AIM.
Extract each line where the string "fahren" shows up.

Extracted records
____________

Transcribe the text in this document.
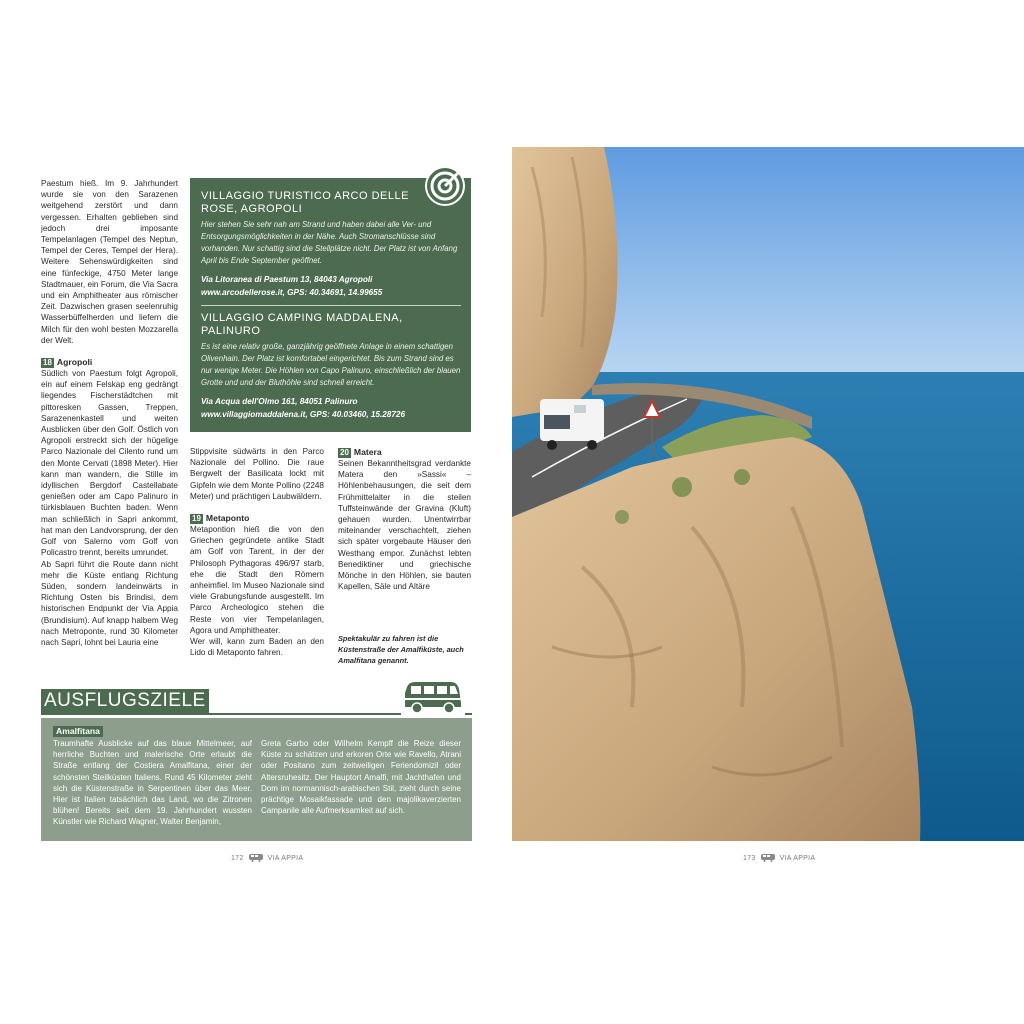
Paestum hieß. Im 9. Jahrhundert wurde sie von den Sarazenen weitgehend zerstört und dann vergessen. Erhalten geblieben sind jedoch drei imposante Tempelanlagen (Tempel des Neptun, Tempel der Ceres, Tempel der Hera). Weitere Sehenswürdigkeiten sind eine fünfeckige, 4750 Meter lange Stadtmauer, ein Forum, die Via Sacra und ein Amphitheater aus römischer Zeit. Dazwischen grasen seelenruhig Wasserbüffelherden und liefern die Milch für den wohl besten Mozzarella der Welt.

18 Agropoli

Südlich von Paestum folgt Agropoli, ein auf einem Felskap eng gedrängt liegendes Fischerstädtchen mit pittoresken Gassen, Treppen, Sarazenenkastell und weiten Ausblicken über den Golf. Östlich von Agropoli erstreckt sich der hügelige Parco Nazionale del Cilento rund um den Monte Cervati (1898 Meter). Hier kann man wandern, die Stille im idyllischen Bergdorf Castellabate genießen oder am Capo Palinuro in türkisblauen Buchten baden. Wenn man schließlich in Sapri ankommt, hat man den Landvorsprung, der den Golf von Salerno vom Golf von Policastro trennt, bereits umrundet.

Ab Sapri führt die Route dann nicht mehr die Küste entlang Richtung Süden, sondern landeinwärts in Richtung Osten bis Brindisi, dem historischen Endpunkt der Via Appia (Brundisium). Auf knapp halbem Weg nach Metroponte, rund 30 Kilometer nach Sapri, lohnt bei Lauria eine

VILLAGGIO TURISTICO ARCO DELLE ROSE, AGROPOLI
Hier stehen Sie sehr nah am Strand und haben dabei alle Ver- und Entsorgungsmöglichkeiten in der Nähe. Auch Stromanschlüsse sind vorhanden. Nur schattig sind die Stellplätze nicht. Der Platz ist von Anfang April bis Ende September geöffnet.
Via Litoranea di Paestum 13, 84043 Agropoli
www.arcodellerose.it, GPS: 40.34691, 14.99655
VILLAGGIO CAMPING MADDALENA, PALINURO
Es ist eine relativ große, ganzjährig geöffnete Anlage in einem schattigen Olivenhain. Der Platz ist komfortabel eingerichtet. Bis zum Strand sind es nur wenige Meter. Die Höhlen von Capo Palinuro, einschließlich der blauen Grotte und und der Bluthöhle sind schnell erreicht.
Via Acqua dell'Olmo 161, 84051 Palinuro
www.villaggiomaddalena.it, GPS: 40.03460, 15.28726

Stippvisite südwärts in den Parco Nazionale del Pollino. Die raue Bergwelt der Basilicata lockt mit Gipfeln wie dem Monte Pollino (2248 Meter) und prächtigen Laubwäldern.

19 Metaponto

Metapontion hieß die von den Griechen gegründete antike Stadt am Golf von Tarent, in der der Philosoph Pythagoras 496/97 starb, ehe die Stadt den Römern anheimfiel. Im Museo Nazionale sind viele Grabungsfunde ausgestellt. Im Parco Archeologico stehen die Reste von vier Tempelanlagen, Agora und Amphitheater.

Wer will, kann zum Baden an den Lido di Metaponto fahren.

20 Matera

Seinen Bekanntheitsgrad verdankte Matera den »Sassi« – Höhlenbehausungen, die seit dem Frühmittelalter in die steilen Tuffsteinwände der Gravina (Kluft) gehauen wurden. Unentwirrbar miteinander verschachtelt, ziehen sich später vorgebaute Häuser den Westhang empor. Zunächst lebten Benediktiner und griechische Mönche in den Höhlen, sie bauten Kapellen, Säle und Altäre

Spektakulär zu fahren ist die Küstenstraße der Amalfiküste, auch Amalfitana genannt.
AUSFLUGSZIELE
Amalfitana
Traumhafte Ausblicke auf das blaue Mittelmeer, auf herrliche Buchten und malerische Orte erlaubt die Straße entlang der Costiera Amalfitana, einer der schönsten Steilküsten Italiens. Rund 45 Kilometer zieht sich die Küstenstraße in Serpentinen über das Meer. Hier ist Italien tatsächlich das Land, wo die Zitronen blühen! Bereits seit dem 19. Jahrhundert wussten Künstler wie Richard Wagner, Walter Benjamin,
Greta Garbo oder Wilhelm Kempff die Reize dieser Küste zu schätzen und erkoren Orte wie Ravello, Atrani oder Positano zum zeitweiligen Feriendomizil oder Altersruhesitz. Der Hauptort Amalfi, mit Jachthafen und Dom im normannisch-arabischen Stil, zieht durch seine prächtige Mosaikfassade und den majolikaverzierten Campanile alle Aufmerksamkeit auf sich.
172	VIA APPIA	173	VIA APPIA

____________

RESPONSE TO THE TASK.
Wer will, kann zum Baden an den Lido di Metaponto fahren.
Spektakulär zu fahren ist die Küstenstraße der Amalfiküste, auch Amalfitana genannt.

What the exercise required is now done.